# WHAT IS EXPECTED:
Extract the lines that carry the string "irrational" from the listing.

# DATA SUPPLIED:
=-=-=-=-=

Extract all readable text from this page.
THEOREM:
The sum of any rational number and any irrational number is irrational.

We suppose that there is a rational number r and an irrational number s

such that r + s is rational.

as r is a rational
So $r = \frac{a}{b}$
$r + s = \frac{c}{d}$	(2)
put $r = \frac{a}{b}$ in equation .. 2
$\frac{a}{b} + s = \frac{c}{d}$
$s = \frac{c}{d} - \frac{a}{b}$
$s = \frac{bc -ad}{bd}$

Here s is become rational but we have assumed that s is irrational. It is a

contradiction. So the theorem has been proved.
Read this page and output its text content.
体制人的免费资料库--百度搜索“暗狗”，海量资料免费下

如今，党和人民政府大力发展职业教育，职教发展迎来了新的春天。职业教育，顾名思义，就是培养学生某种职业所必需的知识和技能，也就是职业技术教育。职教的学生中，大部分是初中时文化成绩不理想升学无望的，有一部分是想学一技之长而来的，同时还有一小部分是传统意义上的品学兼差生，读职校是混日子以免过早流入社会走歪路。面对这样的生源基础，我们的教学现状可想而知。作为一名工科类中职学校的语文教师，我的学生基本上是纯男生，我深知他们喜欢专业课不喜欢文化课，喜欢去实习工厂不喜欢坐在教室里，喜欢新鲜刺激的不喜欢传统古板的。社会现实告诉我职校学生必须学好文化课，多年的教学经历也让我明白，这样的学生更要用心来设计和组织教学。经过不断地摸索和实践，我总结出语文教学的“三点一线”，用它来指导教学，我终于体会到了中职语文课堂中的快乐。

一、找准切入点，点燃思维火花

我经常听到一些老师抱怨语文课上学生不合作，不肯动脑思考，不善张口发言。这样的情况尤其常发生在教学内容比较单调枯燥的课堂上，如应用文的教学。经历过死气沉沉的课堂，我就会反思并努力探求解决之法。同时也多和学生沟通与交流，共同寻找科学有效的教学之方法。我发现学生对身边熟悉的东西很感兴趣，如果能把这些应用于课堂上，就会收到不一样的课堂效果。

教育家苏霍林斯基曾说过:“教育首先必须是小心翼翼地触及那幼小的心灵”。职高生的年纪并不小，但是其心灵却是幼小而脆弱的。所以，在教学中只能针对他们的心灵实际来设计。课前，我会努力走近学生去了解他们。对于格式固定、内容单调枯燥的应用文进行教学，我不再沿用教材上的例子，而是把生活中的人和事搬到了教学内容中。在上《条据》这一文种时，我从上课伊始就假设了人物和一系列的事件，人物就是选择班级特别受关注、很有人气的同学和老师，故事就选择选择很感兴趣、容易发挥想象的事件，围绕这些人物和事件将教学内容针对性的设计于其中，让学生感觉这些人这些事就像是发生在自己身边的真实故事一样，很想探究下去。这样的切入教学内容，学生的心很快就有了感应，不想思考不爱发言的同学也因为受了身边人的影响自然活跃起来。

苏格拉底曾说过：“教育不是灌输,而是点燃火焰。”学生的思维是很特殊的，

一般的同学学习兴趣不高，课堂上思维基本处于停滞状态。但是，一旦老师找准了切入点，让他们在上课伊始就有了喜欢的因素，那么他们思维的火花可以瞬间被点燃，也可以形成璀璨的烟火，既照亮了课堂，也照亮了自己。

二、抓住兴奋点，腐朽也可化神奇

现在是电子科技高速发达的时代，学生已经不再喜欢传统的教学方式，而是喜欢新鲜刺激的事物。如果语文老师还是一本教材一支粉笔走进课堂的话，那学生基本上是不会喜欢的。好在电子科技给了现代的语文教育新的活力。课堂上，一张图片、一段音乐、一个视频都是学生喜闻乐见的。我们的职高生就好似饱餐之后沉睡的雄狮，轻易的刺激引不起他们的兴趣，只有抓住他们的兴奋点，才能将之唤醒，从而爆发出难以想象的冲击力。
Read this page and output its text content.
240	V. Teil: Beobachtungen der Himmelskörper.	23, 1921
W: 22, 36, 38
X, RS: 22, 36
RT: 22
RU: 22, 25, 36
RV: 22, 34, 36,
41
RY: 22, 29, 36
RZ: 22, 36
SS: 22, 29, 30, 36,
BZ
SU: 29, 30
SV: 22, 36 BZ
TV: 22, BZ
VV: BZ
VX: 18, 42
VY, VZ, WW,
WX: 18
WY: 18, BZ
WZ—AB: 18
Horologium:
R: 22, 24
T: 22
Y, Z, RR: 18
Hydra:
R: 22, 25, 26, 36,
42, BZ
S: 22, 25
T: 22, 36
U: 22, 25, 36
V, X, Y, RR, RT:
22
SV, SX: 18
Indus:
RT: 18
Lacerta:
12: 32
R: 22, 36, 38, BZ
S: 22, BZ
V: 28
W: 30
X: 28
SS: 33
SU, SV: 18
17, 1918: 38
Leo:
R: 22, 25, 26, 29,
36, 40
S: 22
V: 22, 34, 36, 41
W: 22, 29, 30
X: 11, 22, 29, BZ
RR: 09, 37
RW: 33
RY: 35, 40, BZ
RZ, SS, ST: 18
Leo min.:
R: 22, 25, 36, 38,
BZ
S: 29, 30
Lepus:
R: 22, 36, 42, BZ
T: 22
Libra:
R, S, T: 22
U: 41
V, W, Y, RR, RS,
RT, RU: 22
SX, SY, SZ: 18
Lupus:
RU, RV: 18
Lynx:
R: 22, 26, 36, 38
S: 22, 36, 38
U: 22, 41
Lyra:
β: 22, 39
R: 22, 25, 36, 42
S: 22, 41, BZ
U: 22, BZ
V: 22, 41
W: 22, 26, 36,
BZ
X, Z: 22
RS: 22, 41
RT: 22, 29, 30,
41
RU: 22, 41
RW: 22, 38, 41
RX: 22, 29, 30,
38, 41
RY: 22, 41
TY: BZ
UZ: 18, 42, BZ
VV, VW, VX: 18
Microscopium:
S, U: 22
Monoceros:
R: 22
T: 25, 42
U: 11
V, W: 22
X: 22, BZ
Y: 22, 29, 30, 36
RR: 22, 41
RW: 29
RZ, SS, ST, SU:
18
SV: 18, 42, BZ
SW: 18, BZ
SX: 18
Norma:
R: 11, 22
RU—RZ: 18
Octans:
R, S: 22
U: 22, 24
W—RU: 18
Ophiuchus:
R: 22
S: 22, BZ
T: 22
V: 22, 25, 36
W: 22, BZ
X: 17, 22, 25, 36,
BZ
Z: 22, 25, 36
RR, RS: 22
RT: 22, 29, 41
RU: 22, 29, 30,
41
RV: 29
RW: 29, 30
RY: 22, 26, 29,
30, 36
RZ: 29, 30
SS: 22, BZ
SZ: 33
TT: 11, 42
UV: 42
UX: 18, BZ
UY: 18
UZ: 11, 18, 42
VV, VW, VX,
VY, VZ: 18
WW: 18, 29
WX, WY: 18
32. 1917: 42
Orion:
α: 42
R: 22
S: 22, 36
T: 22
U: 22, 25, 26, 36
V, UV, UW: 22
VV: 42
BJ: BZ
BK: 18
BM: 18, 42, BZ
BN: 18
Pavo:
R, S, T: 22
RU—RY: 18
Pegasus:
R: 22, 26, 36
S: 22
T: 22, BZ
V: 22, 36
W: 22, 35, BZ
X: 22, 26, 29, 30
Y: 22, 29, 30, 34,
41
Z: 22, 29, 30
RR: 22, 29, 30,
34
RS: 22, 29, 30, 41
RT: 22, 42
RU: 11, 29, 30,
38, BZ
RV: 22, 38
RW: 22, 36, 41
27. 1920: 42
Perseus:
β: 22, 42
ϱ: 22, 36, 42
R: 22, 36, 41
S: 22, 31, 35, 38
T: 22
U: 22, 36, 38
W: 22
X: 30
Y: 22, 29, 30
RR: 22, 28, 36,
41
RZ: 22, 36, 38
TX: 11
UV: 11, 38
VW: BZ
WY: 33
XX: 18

=-=-=-=-=

# FULL RESPONSE:
The sum of any rational number and any irrational number is irrational.
We suppose that there is a rational number r and an irrational number s
Here s is become rational but we have assumed that s is irrational. It is a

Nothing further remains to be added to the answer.